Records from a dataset

+-------+

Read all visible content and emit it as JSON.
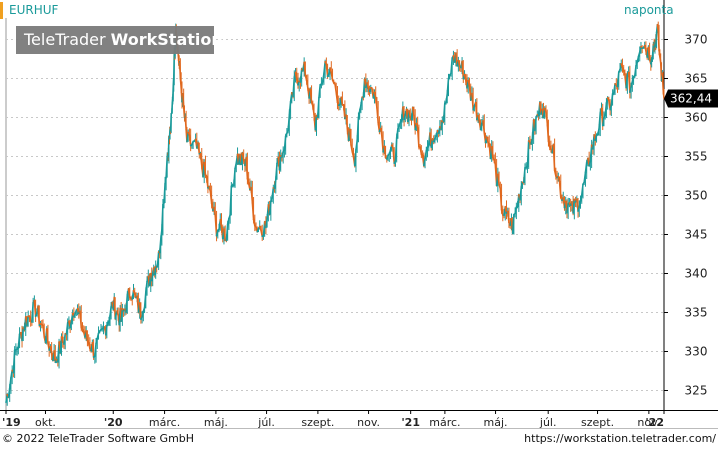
{
  "header": {
    "symbol": "EURHUF",
    "interval": "naponta",
    "watermark_brand": "TeleTrader",
    "watermark_product": "WorkStation"
  },
  "footer": {
    "copyright": "© 2022 TeleTrader Software GmbH",
    "website": "https://workstation.teletrader.com/"
  },
  "colors": {
    "up": "#1a9a9a",
    "down": "#e0681e",
    "grid": "#c8c8c8",
    "axis": "#000000",
    "last_price_bg": "#000000",
    "last_price_fg": "#ffffff",
    "accent": "#f0a020"
  },
  "chart_data": {
    "type": "line",
    "title": "EURHUF",
    "ylim": [
      322.5,
      372.5
    ],
    "y_ticks": [
      325,
      330,
      335,
      340,
      345,
      350,
      355,
      360,
      365,
      370
    ],
    "y_tick_labels": [
      "325",
      "330",
      "335",
      "340",
      "345",
      "350",
      "355",
      "360",
      "365",
      "370"
    ],
    "x_ticks": [
      {
        "label": "'19",
        "bold": true
      },
      {
        "label": "okt.",
        "bold": false
      },
      {
        "label": "'20",
        "bold": true
      },
      {
        "label": "márc.",
        "bold": false
      },
      {
        "label": "máj.",
        "bold": false
      },
      {
        "label": "júl.",
        "bold": false
      },
      {
        "label": "szept.",
        "bold": false
      },
      {
        "label": "nov.",
        "bold": false
      },
      {
        "label": "'21",
        "bold": true
      },
      {
        "label": "márc.",
        "bold": false
      },
      {
        "label": "máj.",
        "bold": false
      },
      {
        "label": "júl.",
        "bold": false
      },
      {
        "label": "szept.",
        "bold": false
      },
      {
        "label": "nov.",
        "bold": false
      },
      {
        "label": "'22",
        "bold": true
      }
    ],
    "x_tick_positions": [
      0.0,
      0.06,
      0.163,
      0.241,
      0.319,
      0.396,
      0.474,
      0.551,
      0.615,
      0.667,
      0.744,
      0.824,
      0.899,
      0.977,
      1.0
    ],
    "last_price": 362.44,
    "last_price_label": "362,44",
    "grid": true,
    "series": [
      {
        "x": [
          0.0,
          0.015,
          0.03,
          0.045,
          0.06,
          0.075,
          0.09,
          0.105,
          0.12,
          0.135,
          0.15,
          0.163,
          0.175,
          0.19,
          0.205,
          0.22,
          0.232,
          0.245,
          0.252,
          0.258,
          0.265,
          0.275,
          0.29,
          0.305,
          0.32,
          0.335,
          0.35,
          0.365,
          0.38,
          0.395,
          0.41,
          0.425,
          0.44,
          0.455,
          0.47,
          0.485,
          0.5,
          0.515,
          0.53,
          0.545,
          0.56,
          0.575,
          0.59,
          0.605,
          0.62,
          0.635,
          0.65,
          0.665,
          0.68,
          0.695,
          0.71,
          0.725,
          0.74,
          0.755,
          0.77,
          0.785,
          0.8,
          0.815,
          0.83,
          0.845,
          0.86,
          0.875,
          0.89,
          0.905,
          0.92,
          0.935,
          0.95,
          0.965,
          0.98,
          0.99,
          1.0
        ],
        "values": [
          323.5,
          330,
          334,
          335.5,
          332,
          329,
          332,
          336,
          332,
          330,
          333,
          336,
          334,
          338,
          335,
          340,
          342,
          355,
          360,
          372,
          365,
          357,
          356,
          352,
          346,
          345,
          355,
          354,
          346,
          346,
          353,
          357,
          365,
          366,
          359,
          367,
          364,
          360,
          355,
          365,
          363,
          356,
          355,
          361,
          360,
          355,
          358,
          360,
          368,
          366,
          362,
          359,
          355,
          348,
          346,
          352,
          358,
          362,
          356,
          350,
          348,
          350,
          356,
          360,
          362,
          366,
          364,
          370,
          368,
          371,
          362.44
        ]
      }
    ]
  }
}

+-------+

Will you restate every entry word for word and omit the images?

▶ **Task response**
Read all visible content and emit it as JSON.
{
  "header": {
    "symbol": "EURHUF",
    "interval": "naponta",
    "watermark_brand": "TeleTrader",
    "watermark_product": "WorkStation"
  },
  "footer": {
    "copyright": "© 2022 TeleTrader Software GmbH",
    "website": "https://workstation.teletrader.com/"
  },
  "colors": {
    "up": "#1a9a9a",
    "down": "#e0681e",
    "grid": "#c8c8c8",
    "axis": "#000000",
    "last_price_bg": "#000000",
    "last_price_fg": "#ffffff",
    "accent": "#f0a020"
  },
  "chart_data": {
    "type": "line",
    "title": "EURHUF",
    "ylim": [
      322.5,
      372.5
    ],
    "y_ticks": [
      325,
      330,
      335,
      340,
      345,
      350,
      355,
      360,
      365,
      370
    ],
    "y_tick_labels": [
      "325",
      "330",
      "335",
      "340",
      "345",
      "350",
      "355",
      "360",
      "365",
      "370"
    ],
    "x_ticks": [
      {
        "label": "'19",
        "bold": true
      },
      {
        "label": "okt.",
        "bold": false
      },
      {
        "label": "'20",
        "bold": true
      },
      {
        "label": "márc.",
        "bold": false
      },
      {
        "label": "máj.",
        "bold": false
      },
      {
        "label": "júl.",
        "bold": false
      },
      {
        "label": "szept.",
        "bold": false
      },
      {
        "label": "nov.",
        "bold": false
      },
      {
        "label": "'21",
        "bold": true
      },
      {
        "label": "márc.",
        "bold": false
      },
      {
        "label": "máj.",
        "bold": false
      },
      {
        "label": "júl.",
        "bold": false
      },
      {
        "label": "szept.",
        "bold": false
      },
      {
        "label": "nov.",
        "bold": false
      },
      {
        "label": "'22",
        "bold": true
      }
    ],
    "x_tick_positions": [
      0.0,
      0.06,
      0.163,
      0.241,
      0.319,
      0.396,
      0.474,
      0.551,
      0.615,
      0.667,
      0.744,
      0.824,
      0.899,
      0.977,
      1.0
    ],
    "last_price": 362.44,
    "last_price_label": "362,44",
    "grid": true,
    "series": [
      {
        "x": [
          0.0,
          0.015,
          0.03,
          0.045,
          0.06,
          0.075,
          0.09,
          0.105,
          0.12,
          0.135,
          0.15,
          0.163,
          0.175,
          0.19,
          0.205,
          0.22,
          0.232,
          0.245,
          0.252,
          0.258,
          0.265,
          0.275,
          0.29,
          0.305,
          0.32,
          0.335,
          0.35,
          0.365,
          0.38,
          0.395,
          0.41,
          0.425,
          0.44,
          0.455,
          0.47,
          0.485,
          0.5,
          0.515,
          0.53,
          0.545,
          0.56,
          0.575,
          0.59,
          0.605,
          0.62,
          0.635,
          0.65,
          0.665,
          0.68,
          0.695,
          0.71,
          0.725,
          0.74,
          0.755,
          0.77,
          0.785,
          0.8,
          0.815,
          0.83,
          0.845,
          0.86,
          0.875,
          0.89,
          0.905,
          0.92,
          0.935,
          0.95,
          0.965,
          0.98,
          0.99,
          1.0
        ],
        "values": [
          323.5,
          330,
          334,
          335.5,
          332,
          329,
          332,
          336,
          332,
          330,
          333,
          336,
          334,
          338,
          335,
          340,
          342,
          355,
          360,
          372,
          365,
          357,
          356,
          352,
          346,
          345,
          355,
          354,
          346,
          346,
          353,
          357,
          365,
          366,
          359,
          367,
          364,
          360,
          355,
          365,
          363,
          356,
          355,
          361,
          360,
          355,
          358,
          360,
          368,
          366,
          362,
          359,
          355,
          348,
          346,
          352,
          358,
          362,
          356,
          350,
          348,
          350,
          356,
          360,
          362,
          366,
          364,
          370,
          368,
          371,
          362.44
        ]
      }
    ]
  }
}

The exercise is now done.